GIVEN REQUEST –
Go through the entries below and pick out every line with "Played".

Extracted records
[START]
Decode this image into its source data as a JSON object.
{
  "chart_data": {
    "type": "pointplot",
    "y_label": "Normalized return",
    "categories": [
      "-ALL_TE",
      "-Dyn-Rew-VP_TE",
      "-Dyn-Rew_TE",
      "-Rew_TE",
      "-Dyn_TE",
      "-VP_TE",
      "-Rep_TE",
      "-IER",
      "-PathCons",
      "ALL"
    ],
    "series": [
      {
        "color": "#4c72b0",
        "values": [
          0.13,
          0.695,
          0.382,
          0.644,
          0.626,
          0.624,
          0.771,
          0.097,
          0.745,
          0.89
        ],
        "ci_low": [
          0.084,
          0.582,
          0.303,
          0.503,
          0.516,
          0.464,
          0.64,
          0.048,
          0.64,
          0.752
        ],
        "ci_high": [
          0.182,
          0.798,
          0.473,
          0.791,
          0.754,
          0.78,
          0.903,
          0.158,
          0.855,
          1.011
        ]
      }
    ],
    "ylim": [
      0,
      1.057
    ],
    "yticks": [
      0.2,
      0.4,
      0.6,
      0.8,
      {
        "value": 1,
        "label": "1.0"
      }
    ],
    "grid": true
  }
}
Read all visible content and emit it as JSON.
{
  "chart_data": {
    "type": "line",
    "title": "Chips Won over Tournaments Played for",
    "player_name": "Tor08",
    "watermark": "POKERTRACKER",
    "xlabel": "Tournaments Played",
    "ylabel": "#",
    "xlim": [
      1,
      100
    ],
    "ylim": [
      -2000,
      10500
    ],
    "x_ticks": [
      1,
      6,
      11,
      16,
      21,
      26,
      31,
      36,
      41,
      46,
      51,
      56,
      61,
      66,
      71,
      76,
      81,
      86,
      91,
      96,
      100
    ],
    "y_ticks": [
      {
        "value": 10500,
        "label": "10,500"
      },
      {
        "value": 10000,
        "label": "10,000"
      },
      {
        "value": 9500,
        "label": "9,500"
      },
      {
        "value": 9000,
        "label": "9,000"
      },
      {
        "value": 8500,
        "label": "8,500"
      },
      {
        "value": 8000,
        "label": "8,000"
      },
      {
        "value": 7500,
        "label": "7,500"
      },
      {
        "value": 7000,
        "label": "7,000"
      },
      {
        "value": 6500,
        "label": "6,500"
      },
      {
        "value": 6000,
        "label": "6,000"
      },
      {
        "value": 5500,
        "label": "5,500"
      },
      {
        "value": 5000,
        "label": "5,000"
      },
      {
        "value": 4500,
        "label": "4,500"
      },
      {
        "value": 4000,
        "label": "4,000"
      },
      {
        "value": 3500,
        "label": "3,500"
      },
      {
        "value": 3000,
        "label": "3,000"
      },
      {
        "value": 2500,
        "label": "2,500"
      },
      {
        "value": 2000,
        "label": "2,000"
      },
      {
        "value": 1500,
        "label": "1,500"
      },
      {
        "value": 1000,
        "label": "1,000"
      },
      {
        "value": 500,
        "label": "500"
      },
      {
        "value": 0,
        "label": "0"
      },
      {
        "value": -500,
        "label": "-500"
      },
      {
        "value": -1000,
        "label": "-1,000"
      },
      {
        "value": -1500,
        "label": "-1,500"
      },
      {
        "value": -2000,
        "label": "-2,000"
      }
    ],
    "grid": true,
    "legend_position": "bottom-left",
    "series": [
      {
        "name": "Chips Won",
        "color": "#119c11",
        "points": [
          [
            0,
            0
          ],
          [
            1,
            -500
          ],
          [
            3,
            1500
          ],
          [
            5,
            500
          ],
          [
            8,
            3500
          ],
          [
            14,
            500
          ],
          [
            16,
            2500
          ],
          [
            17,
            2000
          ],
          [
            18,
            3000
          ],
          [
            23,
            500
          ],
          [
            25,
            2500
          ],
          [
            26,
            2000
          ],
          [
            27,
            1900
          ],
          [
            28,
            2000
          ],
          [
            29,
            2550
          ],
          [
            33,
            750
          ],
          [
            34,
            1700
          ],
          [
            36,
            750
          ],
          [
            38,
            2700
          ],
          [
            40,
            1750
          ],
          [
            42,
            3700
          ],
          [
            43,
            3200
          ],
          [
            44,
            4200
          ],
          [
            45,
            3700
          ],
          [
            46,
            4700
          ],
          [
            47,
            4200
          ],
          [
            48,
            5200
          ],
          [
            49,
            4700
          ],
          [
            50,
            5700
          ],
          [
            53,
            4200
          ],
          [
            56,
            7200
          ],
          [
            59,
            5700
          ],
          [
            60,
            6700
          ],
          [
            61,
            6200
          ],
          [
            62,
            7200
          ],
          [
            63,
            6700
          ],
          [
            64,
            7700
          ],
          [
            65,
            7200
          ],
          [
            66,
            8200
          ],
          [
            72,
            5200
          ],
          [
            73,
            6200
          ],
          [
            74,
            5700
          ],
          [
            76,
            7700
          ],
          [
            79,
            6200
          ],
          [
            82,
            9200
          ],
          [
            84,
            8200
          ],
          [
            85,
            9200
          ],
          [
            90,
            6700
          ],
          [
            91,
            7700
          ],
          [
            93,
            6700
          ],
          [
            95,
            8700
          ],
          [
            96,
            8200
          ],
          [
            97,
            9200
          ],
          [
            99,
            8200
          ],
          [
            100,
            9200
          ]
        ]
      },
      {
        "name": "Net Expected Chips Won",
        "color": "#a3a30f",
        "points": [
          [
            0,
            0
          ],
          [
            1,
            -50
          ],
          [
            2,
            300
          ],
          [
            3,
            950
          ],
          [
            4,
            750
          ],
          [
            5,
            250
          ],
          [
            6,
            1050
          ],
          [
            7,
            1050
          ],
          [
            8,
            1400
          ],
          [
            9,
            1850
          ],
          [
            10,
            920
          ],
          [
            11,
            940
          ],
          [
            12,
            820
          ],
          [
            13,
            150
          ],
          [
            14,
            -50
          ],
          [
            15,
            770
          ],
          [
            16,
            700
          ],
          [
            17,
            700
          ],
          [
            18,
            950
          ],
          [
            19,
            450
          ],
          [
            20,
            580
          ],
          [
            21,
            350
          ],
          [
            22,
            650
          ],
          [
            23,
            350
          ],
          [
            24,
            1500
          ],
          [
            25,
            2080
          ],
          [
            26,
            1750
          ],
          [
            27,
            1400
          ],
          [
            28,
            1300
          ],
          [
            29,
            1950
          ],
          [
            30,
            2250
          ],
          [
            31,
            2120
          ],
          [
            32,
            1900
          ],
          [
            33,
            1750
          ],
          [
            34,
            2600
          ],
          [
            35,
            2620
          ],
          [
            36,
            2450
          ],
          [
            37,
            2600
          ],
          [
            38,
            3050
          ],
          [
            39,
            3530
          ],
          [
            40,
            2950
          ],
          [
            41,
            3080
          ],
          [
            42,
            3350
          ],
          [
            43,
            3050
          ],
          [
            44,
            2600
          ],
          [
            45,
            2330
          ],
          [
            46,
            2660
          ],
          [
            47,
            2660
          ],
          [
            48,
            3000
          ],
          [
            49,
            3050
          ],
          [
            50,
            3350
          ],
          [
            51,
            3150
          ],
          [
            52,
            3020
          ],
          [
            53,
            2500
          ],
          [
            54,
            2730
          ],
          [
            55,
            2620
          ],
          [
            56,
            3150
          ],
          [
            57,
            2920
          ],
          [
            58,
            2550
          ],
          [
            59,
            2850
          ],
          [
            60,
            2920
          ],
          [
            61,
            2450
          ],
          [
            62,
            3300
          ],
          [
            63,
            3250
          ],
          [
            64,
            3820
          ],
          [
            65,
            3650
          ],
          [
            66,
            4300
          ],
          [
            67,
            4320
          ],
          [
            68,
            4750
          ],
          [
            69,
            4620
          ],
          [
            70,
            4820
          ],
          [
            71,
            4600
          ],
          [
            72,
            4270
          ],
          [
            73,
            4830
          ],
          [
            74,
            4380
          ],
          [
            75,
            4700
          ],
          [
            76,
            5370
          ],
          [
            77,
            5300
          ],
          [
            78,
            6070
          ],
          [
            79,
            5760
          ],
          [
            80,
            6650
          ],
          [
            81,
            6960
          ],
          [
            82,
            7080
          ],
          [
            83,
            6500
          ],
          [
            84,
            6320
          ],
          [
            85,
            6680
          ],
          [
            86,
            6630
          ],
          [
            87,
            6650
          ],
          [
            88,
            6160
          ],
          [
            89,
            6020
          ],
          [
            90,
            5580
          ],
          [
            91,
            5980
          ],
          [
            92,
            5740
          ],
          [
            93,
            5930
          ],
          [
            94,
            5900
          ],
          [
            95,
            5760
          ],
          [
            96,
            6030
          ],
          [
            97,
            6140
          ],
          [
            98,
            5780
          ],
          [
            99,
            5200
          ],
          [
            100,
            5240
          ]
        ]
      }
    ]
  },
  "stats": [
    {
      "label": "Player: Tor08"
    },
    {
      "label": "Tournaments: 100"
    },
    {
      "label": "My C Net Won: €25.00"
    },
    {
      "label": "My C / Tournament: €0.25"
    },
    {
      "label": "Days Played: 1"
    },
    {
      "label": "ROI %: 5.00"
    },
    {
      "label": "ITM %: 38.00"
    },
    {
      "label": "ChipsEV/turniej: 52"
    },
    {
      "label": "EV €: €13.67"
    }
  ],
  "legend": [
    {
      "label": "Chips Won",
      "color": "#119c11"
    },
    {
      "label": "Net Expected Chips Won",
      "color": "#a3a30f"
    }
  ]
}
[END]
SOLUTION FOR THIS PROBLEM –
    "title": "Chips Won over Tournaments Played for",
    "xlabel": "Tournaments Played",
      "label": "Days Played: 1"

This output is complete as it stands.